(begin)
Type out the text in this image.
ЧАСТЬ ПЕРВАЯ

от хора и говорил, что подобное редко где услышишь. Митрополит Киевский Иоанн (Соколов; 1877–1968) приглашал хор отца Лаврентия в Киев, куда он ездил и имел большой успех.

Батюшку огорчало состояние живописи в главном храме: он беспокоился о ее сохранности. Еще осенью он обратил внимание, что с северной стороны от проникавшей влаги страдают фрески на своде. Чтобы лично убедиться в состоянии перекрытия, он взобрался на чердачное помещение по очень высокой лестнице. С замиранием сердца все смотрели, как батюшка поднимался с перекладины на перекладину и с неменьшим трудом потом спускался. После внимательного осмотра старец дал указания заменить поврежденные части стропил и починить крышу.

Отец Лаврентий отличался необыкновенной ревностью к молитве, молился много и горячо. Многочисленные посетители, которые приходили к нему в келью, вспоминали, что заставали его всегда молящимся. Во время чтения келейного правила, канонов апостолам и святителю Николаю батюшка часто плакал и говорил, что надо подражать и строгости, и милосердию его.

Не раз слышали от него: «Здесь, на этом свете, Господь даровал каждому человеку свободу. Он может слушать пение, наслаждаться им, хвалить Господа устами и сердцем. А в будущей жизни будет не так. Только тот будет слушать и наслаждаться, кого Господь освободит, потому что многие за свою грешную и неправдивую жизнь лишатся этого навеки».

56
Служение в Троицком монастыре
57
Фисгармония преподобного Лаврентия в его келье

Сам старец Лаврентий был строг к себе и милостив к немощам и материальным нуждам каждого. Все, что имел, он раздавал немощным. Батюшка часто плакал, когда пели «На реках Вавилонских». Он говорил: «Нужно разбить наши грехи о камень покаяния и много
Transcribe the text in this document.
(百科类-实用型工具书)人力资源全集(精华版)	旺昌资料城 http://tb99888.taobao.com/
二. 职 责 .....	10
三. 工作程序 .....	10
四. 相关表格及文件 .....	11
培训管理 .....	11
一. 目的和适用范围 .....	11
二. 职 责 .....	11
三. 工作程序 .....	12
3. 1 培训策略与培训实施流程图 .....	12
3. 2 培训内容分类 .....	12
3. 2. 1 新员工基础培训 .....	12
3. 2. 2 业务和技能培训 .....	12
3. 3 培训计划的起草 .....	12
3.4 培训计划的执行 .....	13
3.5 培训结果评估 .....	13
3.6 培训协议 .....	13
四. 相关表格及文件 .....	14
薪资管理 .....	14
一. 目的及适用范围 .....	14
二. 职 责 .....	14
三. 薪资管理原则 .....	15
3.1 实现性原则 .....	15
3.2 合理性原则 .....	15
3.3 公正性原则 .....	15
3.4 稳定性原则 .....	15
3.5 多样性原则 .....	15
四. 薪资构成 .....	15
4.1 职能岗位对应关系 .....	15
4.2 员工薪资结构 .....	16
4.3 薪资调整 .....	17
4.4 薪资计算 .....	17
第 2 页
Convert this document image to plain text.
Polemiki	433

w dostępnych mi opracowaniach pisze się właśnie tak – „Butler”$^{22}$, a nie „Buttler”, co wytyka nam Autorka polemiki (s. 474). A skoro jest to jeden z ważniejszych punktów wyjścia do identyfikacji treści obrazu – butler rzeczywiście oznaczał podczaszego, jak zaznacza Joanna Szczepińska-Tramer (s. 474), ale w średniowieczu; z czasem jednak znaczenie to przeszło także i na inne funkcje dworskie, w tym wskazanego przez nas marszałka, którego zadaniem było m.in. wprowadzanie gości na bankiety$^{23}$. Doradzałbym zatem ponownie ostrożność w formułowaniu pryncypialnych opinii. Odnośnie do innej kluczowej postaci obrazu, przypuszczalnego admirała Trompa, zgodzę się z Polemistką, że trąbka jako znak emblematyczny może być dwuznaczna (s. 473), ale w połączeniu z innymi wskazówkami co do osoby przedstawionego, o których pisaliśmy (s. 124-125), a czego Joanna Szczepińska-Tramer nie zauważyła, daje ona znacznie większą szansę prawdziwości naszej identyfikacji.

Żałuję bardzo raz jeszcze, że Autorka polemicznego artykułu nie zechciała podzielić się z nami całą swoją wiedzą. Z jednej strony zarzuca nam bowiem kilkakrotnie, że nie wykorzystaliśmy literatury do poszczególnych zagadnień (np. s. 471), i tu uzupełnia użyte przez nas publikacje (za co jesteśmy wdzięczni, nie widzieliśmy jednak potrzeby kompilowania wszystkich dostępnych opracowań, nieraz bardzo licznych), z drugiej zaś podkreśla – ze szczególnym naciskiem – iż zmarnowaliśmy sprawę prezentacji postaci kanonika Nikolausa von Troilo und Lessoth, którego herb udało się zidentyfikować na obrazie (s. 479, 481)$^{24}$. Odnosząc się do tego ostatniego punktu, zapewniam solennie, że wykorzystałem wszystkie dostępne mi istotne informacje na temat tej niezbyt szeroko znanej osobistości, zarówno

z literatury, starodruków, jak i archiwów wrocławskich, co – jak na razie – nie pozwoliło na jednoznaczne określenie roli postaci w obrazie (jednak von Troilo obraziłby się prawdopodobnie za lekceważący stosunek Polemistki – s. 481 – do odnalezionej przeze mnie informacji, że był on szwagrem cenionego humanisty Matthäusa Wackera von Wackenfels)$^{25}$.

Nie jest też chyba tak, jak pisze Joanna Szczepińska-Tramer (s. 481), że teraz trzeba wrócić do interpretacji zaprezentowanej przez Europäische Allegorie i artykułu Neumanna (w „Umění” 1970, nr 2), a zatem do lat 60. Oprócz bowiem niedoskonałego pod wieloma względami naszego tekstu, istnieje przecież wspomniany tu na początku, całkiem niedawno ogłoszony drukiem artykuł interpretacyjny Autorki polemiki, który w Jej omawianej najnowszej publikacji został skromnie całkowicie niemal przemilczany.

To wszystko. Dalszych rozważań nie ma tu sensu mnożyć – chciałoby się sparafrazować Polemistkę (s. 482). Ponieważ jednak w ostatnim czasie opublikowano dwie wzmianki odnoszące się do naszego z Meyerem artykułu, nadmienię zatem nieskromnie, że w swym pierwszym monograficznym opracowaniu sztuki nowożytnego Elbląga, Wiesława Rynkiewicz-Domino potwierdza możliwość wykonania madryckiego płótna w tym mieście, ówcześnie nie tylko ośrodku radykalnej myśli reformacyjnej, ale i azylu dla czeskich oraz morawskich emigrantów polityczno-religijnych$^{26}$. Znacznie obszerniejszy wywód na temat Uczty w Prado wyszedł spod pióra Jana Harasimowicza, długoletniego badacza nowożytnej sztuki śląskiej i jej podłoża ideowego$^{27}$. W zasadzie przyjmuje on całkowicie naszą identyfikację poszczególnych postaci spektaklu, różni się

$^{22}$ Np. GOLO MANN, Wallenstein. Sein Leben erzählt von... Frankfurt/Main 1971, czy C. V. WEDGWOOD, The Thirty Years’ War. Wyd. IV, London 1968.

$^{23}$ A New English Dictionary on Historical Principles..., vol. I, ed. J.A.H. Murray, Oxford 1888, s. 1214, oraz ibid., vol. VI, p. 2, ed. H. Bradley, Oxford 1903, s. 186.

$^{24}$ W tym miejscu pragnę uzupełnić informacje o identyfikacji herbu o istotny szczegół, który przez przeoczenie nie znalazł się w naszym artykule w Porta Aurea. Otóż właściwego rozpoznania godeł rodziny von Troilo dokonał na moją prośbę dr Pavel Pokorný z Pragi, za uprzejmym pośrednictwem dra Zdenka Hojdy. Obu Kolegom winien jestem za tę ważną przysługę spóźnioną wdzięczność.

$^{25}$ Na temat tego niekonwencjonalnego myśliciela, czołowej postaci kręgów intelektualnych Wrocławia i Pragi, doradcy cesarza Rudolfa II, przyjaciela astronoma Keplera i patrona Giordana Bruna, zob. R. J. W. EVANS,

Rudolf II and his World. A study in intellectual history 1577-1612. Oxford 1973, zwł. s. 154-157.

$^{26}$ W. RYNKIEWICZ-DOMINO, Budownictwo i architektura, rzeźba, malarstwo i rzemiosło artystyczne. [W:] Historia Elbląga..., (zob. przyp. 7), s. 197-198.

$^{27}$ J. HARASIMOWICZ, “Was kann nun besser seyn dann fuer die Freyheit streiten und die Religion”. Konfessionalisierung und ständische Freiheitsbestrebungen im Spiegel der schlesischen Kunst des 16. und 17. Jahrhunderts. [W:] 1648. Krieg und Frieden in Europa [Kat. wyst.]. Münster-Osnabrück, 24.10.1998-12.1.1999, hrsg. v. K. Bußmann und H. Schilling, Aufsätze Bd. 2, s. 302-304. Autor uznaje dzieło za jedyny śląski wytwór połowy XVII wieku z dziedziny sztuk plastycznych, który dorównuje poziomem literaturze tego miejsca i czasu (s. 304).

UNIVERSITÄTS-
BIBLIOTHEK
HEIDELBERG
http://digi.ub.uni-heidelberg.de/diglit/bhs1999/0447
(end)
◆ WORK INSTRUCTIONS
Which lines in the data above contain "text"? Show each one.

◆ ANSWER TO THIS PROBLEM
Type out the text in this image.
Transcribe the text in this document.
Convert this document image to plain text.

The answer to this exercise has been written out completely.